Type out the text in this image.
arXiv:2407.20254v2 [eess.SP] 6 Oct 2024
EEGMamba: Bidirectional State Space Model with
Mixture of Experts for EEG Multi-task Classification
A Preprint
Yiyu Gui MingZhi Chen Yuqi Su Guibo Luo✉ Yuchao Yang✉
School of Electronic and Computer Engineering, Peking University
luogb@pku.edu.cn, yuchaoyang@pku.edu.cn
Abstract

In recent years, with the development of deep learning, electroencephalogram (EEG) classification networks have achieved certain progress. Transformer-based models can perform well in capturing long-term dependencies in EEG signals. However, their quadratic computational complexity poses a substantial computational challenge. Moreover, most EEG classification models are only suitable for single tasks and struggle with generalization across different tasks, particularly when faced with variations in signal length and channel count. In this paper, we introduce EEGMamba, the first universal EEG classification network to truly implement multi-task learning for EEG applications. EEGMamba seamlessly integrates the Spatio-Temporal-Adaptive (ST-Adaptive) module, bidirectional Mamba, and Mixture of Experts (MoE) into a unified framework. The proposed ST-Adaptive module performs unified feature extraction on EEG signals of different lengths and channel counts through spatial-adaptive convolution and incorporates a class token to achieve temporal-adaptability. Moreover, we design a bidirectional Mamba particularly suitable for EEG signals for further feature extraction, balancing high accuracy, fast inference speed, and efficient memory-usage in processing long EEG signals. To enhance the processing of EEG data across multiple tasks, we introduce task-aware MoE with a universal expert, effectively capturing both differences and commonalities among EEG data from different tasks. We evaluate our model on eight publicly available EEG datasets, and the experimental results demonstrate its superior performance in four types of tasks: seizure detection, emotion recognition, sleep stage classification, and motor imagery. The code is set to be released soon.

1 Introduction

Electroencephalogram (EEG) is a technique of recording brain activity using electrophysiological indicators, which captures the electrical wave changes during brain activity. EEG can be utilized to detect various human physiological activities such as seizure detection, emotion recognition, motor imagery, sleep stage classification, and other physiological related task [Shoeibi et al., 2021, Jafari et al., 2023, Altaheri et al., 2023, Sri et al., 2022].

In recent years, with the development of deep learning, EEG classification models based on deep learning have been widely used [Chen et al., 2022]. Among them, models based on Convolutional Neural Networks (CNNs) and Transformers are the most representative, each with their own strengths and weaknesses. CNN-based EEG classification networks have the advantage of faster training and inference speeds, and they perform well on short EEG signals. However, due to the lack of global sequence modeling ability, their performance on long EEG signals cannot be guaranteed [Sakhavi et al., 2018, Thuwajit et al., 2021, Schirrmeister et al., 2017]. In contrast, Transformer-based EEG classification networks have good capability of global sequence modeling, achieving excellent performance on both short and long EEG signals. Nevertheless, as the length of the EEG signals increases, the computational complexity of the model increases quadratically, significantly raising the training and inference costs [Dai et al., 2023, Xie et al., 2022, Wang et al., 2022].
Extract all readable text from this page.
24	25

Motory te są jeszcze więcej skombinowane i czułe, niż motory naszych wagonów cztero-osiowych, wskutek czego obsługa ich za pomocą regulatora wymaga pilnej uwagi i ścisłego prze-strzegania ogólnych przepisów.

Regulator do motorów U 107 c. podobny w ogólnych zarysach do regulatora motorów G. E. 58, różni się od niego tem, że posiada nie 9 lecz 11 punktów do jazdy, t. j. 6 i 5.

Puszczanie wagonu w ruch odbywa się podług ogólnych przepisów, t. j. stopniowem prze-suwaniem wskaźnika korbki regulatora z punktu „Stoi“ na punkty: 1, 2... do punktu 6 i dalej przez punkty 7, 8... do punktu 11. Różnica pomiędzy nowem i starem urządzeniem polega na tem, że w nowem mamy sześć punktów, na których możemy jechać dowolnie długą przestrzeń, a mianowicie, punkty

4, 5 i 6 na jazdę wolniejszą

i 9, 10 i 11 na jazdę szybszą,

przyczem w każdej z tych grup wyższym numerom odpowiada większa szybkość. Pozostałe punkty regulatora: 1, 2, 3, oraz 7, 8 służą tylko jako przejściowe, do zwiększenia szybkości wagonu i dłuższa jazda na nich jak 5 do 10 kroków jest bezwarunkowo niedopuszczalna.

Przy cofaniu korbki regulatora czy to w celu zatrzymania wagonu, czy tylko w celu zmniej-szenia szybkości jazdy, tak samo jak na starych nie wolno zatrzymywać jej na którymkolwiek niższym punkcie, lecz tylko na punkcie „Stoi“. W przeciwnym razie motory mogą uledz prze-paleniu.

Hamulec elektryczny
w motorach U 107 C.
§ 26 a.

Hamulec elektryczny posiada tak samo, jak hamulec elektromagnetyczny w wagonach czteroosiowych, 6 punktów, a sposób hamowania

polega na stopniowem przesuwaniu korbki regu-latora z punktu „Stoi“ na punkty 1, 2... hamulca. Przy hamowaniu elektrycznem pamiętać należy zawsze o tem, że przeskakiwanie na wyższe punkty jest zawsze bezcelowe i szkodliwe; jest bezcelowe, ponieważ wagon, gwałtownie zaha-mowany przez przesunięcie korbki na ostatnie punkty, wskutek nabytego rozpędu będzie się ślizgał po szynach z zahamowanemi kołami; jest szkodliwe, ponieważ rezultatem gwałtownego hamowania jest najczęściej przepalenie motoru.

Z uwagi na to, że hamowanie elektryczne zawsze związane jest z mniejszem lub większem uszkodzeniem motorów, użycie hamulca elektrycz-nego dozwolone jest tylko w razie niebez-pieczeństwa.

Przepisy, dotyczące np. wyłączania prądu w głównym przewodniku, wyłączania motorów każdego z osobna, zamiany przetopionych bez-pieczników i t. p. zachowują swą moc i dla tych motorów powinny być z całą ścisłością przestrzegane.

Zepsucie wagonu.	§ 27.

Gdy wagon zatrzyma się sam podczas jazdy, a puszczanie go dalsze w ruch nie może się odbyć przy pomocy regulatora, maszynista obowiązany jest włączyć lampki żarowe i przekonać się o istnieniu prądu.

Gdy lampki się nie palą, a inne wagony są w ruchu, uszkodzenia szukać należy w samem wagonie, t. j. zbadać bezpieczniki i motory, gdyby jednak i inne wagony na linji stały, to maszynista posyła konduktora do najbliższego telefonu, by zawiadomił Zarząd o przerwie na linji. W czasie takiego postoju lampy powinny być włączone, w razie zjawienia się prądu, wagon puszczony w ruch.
....
**Job**
Transcribe all entries exactly as they are given.

**Solution for this problem**
Type out the text in this image.
arXiv:2407.20254v2 [eess.SP] 6 Oct 2024
EEGMamba: Bidirectional State Space Model with
Mixture of Experts for EEG Multi-task Classification
A Preprint
Yiyu Gui MingZhi Chen Yuqi Su Guibo Luo✉ Yuchao Yang✉
School of Electronic and Computer Engineering, Peking University
luogb@pku.edu.cn, yuchaoyang@pku.edu.cn
Abstract

In recent years, with the development of deep learning, electroencephalogram (EEG) classification networks have achieved certain progress. Transformer-based models can perform well in capturing long-term dependencies in EEG signals. However, their quadratic computational complexity poses a substantial computational challenge. Moreover, most EEG classification models are only suitable for single tasks and struggle with generalization across different tasks, particularly when faced with variations in signal length and channel count. In this paper, we introduce EEGMamba, the first universal EEG classification network to truly implement multi-task learning for EEG applications. EEGMamba seamlessly integrates the Spatio-Temporal-Adaptive (ST-Adaptive) module, bidirectional Mamba, and Mixture of Experts (MoE) into a unified framework. The proposed ST-Adaptive module performs unified feature extraction on EEG signals of different lengths and channel counts through spatial-adaptive convolution and incorporates a class token to achieve temporal-adaptability. Moreover, we design a bidirectional Mamba particularly suitable for EEG signals for further feature extraction, balancing high accuracy, fast inference speed, and efficient memory-usage in processing long EEG signals. To enhance the processing of EEG data across multiple tasks, we introduce task-aware MoE with a universal expert, effectively capturing both differences and commonalities among EEG data from different tasks. We evaluate our model on eight publicly available EEG datasets, and the experimental results demonstrate its superior performance in four types of tasks: seizure detection, emotion recognition, sleep stage classification, and motor imagery. The code is set to be released soon.

1 Introduction

Electroencephalogram (EEG) is a technique of recording brain activity using electrophysiological indicators, which captures the electrical wave changes during brain activity. EEG can be utilized to detect various human physiological activities such as seizure detection, emotion recognition, motor imagery, sleep stage classification, and other physiological related task [Shoeibi et al., 2021, Jafari et al., 2023, Altaheri et al., 2023, Sri et al., 2022].

In recent years, with the development of deep learning, EEG classification models based on deep learning have been widely used [Chen et al., 2022]. Among them, models based on Convolutional Neural Networks (CNNs) and Transformers are the most representative, each with their own strengths and weaknesses. CNN-based EEG classification networks have the advantage of faster training and inference speeds, and they perform well on short EEG signals. However, due to the lack of global sequence modeling ability, their performance on long EEG signals cannot be guaranteed [Sakhavi et al., 2018, Thuwajit et al., 2021, Schirrmeister et al., 2017]. In contrast, Transformer-based EEG classification networks have good capability of global sequence modeling, achieving excellent performance on both short and long EEG signals. Nevertheless, as the length of the EEG signals increases, the computational complexity of the model increases quadratically, significantly raising the training and inference costs [Dai et al., 2023, Xie et al., 2022, Wang et al., 2022].
Extract all readable text from this page.
24	25

Motory te są jeszcze więcej skombinowane i czułe, niż motory naszych wagonów cztero-osiowych, wskutek czego obsługa ich za pomocą regulatora wymaga pilnej uwagi i ścisłego prze-strzegania ogólnych przepisów.

Regulator do motorów U 107 c. podobny w ogólnych zarysach do regulatora motorów G. E. 58, różni się od niego tem, że posiada nie 9 lecz 11 punktów do jazdy, t. j. 6 i 5.

Puszczanie wagonu w ruch odbywa się podług ogólnych przepisów, t. j. stopniowem prze-suwaniem wskaźnika korbki regulatora z punktu „Stoi“ na punkty: 1, 2... do punktu 6 i dalej przez punkty 7, 8... do punktu 11. Różnica pomiędzy nowem i starem urządzeniem polega na tem, że w nowem mamy sześć punktów, na których możemy jechać dowolnie długą przestrzeń, a mianowicie, punkty

4, 5 i 6 na jazdę wolniejszą

i 9, 10 i 11 na jazdę szybszą,

przyczem w każdej z tych grup wyższym numerom odpowiada większa szybkość. Pozostałe punkty regulatora: 1, 2, 3, oraz 7, 8 służą tylko jako przejściowe, do zwiększenia szybkości wagonu i dłuższa jazda na nich jak 5 do 10 kroków jest bezwarunkowo niedopuszczalna.

Przy cofaniu korbki regulatora czy to w celu zatrzymania wagonu, czy tylko w celu zmniej-szenia szybkości jazdy, tak samo jak na starych nie wolno zatrzymywać jej na którymkolwiek niższym punkcie, lecz tylko na punkcie „Stoi“. W przeciwnym razie motory mogą uledz prze-paleniu.

Hamulec elektryczny
w motorach U 107 C.
§ 26 a.

Hamulec elektryczny posiada tak samo, jak hamulec elektromagnetyczny w wagonach czteroosiowych, 6 punktów, a sposób hamowania

polega na stopniowem przesuwaniu korbki regu-latora z punktu „Stoi“ na punkty 1, 2... hamulca. Przy hamowaniu elektrycznem pamiętać należy zawsze o tem, że przeskakiwanie na wyższe punkty jest zawsze bezcelowe i szkodliwe; jest bezcelowe, ponieważ wagon, gwałtownie zaha-mowany przez przesunięcie korbki na ostatnie punkty, wskutek nabytego rozpędu będzie się ślizgał po szynach z zahamowanemi kołami; jest szkodliwe, ponieważ rezultatem gwałtownego hamowania jest najczęściej przepalenie motoru.

Z uwagi na to, że hamowanie elektryczne zawsze związane jest z mniejszem lub większem uszkodzeniem motorów, użycie hamulca elektrycz-nego dozwolone jest tylko w razie niebez-pieczeństwa.

Przepisy, dotyczące np. wyłączania prądu w głównym przewodniku, wyłączania motorów każdego z osobna, zamiany przetopionych bez-pieczników i t. p. zachowują swą moc i dla tych motorów powinny być z całą ścisłością przestrzegane.

Zepsucie wagonu.	§ 27.

Gdy wagon zatrzyma się sam podczas jazdy, a puszczanie go dalsze w ruch nie może się odbyć przy pomocy regulatora, maszynista obowiązany jest włączyć lampki żarowe i przekonać się o istnieniu prądu.

Gdy lampki się nie palą, a inne wagony są w ruchu, uszkodzenia szukać należy w samem wagonie, t. j. zbadać bezpieczniki i motory, gdyby jednak i inne wagony na linji stały, to maszynista posyła konduktora do najbliższego telefonu, by zawiadomił Zarząd o przerwie na linji. W czasie takiego postoju lampy powinny być włączone, w razie zjawienia się prądu, wagon puszczony w ruch.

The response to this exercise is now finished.